Material for the task |
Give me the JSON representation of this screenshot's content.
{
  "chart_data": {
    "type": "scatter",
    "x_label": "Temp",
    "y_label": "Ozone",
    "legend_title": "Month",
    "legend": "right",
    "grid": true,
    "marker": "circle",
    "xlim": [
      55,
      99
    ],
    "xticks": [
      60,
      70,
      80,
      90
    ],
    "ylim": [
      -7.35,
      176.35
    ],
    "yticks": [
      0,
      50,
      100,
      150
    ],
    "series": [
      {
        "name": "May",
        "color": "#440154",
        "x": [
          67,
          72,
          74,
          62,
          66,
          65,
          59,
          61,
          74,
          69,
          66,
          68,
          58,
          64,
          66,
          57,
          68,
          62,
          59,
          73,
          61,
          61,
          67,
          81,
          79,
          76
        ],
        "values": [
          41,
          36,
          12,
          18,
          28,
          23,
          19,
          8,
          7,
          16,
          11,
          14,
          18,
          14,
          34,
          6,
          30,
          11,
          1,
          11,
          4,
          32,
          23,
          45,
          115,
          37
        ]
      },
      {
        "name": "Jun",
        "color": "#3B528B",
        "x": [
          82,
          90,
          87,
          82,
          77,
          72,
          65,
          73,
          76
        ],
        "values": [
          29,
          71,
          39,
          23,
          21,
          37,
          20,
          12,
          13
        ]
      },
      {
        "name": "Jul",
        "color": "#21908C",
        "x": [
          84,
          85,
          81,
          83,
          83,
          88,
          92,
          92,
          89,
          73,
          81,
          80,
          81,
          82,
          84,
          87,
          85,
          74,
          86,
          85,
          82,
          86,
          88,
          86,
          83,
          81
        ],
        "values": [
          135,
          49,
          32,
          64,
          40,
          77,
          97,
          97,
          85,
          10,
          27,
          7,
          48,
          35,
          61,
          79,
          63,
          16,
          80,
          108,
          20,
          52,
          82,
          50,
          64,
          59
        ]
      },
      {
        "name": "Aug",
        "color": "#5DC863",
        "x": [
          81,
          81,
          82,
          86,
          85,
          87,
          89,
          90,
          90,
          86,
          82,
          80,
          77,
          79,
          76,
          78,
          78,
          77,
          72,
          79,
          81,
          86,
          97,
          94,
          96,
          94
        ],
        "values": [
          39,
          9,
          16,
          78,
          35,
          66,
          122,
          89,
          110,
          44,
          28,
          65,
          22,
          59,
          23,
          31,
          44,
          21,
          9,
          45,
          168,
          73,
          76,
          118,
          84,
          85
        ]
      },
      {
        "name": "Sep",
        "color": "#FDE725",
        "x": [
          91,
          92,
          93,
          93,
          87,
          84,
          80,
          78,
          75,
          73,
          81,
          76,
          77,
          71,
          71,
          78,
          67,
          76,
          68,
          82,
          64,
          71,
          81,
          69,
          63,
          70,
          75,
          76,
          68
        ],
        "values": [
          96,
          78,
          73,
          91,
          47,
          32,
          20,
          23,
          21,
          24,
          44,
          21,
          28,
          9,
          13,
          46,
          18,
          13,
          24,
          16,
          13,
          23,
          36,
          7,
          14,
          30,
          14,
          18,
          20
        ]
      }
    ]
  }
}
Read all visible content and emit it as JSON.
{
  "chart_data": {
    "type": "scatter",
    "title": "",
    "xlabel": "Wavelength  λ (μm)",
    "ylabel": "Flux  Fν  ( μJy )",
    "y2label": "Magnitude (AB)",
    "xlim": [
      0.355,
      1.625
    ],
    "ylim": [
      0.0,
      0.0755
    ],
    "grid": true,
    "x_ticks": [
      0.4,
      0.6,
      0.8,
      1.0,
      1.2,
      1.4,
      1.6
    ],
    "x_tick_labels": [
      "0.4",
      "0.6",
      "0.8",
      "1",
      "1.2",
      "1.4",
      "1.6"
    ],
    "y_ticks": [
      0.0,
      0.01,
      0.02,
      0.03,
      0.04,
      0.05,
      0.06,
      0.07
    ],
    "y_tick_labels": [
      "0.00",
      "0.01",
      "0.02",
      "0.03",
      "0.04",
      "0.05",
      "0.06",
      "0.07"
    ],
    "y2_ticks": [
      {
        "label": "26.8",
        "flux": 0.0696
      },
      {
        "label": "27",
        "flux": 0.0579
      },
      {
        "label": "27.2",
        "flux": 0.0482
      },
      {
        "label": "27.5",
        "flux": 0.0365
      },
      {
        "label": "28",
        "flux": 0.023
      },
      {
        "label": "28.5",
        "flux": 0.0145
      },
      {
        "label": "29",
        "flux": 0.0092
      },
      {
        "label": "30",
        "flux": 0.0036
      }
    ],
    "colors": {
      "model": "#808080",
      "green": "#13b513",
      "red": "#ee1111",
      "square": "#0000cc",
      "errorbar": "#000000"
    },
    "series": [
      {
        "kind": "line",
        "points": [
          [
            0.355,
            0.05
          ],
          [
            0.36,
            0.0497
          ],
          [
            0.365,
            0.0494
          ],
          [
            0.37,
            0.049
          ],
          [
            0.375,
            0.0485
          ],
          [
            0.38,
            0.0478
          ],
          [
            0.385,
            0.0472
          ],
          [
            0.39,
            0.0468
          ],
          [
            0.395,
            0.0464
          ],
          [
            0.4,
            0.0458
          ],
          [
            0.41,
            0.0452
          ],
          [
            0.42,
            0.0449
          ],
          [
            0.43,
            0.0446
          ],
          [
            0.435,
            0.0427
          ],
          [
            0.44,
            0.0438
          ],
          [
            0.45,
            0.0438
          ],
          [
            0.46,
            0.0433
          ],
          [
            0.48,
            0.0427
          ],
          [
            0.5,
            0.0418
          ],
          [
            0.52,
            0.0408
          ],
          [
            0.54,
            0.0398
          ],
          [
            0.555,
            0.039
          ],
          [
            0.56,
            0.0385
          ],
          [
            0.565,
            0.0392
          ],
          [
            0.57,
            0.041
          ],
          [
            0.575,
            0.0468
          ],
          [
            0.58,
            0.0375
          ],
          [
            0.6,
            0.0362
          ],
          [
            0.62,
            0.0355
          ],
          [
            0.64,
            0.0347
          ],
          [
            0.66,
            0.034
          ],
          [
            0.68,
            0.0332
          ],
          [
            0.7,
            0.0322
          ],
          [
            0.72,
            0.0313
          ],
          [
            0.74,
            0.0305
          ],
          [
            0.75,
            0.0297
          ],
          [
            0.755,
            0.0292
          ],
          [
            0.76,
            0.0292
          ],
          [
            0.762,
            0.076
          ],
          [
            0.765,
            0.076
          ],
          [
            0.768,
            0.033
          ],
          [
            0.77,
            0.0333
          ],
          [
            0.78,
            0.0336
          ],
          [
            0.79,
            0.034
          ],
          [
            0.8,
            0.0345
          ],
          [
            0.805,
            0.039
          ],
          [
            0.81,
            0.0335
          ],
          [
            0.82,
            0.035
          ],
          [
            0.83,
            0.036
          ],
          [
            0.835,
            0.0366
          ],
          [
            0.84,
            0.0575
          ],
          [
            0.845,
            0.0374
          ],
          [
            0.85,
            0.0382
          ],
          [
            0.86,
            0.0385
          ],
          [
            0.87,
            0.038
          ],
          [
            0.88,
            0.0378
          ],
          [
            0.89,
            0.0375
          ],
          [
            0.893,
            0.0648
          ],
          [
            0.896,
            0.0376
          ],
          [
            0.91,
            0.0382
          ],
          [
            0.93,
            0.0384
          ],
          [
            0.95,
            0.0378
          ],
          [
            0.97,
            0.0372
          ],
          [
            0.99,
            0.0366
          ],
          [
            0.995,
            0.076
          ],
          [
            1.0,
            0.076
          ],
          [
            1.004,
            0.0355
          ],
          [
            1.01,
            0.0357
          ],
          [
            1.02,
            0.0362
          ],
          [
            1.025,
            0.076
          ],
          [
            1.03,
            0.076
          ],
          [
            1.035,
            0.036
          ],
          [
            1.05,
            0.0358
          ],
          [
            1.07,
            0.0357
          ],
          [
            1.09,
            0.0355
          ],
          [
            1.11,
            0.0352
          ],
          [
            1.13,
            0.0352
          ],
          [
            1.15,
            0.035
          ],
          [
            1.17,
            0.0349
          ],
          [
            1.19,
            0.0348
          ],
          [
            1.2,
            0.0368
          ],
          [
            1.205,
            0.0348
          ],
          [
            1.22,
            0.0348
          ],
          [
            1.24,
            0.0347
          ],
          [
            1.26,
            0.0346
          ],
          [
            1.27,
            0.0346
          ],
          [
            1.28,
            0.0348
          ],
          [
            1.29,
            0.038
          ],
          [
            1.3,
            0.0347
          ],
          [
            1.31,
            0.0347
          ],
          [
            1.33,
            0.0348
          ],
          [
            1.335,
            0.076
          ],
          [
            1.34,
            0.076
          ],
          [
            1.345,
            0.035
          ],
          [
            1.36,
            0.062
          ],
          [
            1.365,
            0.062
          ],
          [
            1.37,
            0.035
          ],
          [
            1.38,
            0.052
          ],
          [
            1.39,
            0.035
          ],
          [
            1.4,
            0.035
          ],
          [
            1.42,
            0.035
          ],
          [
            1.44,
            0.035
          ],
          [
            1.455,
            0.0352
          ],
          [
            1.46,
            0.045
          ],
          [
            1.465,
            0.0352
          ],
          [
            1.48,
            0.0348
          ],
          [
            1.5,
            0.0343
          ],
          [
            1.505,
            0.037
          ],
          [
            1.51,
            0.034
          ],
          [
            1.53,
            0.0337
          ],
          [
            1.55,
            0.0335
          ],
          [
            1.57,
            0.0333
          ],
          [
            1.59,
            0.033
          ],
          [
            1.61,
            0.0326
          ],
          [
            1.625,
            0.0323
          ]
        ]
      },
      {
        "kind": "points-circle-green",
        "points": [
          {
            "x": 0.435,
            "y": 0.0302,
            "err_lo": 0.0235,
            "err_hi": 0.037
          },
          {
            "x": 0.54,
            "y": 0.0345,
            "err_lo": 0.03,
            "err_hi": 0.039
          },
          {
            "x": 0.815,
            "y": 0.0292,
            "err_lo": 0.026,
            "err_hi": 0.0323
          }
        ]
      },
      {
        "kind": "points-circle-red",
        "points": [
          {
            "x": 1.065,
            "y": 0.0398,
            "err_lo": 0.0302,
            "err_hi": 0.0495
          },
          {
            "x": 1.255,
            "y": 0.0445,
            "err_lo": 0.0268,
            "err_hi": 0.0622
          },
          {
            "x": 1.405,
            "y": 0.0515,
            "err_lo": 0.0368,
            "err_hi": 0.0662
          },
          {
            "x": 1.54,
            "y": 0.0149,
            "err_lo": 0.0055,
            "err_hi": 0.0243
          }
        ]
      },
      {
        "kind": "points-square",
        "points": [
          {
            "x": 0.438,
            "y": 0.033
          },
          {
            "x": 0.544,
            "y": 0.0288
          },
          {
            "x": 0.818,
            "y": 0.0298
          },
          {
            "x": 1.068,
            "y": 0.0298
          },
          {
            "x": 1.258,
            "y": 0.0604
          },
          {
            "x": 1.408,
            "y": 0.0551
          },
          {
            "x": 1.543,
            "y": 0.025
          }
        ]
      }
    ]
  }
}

Your objective | In the entries above, locate every line with the word "circle" and copy it.

Solution to this exercise |
    "marker": "circle",
        "kind": "points-circle-green",
        "kind": "points-circle-red",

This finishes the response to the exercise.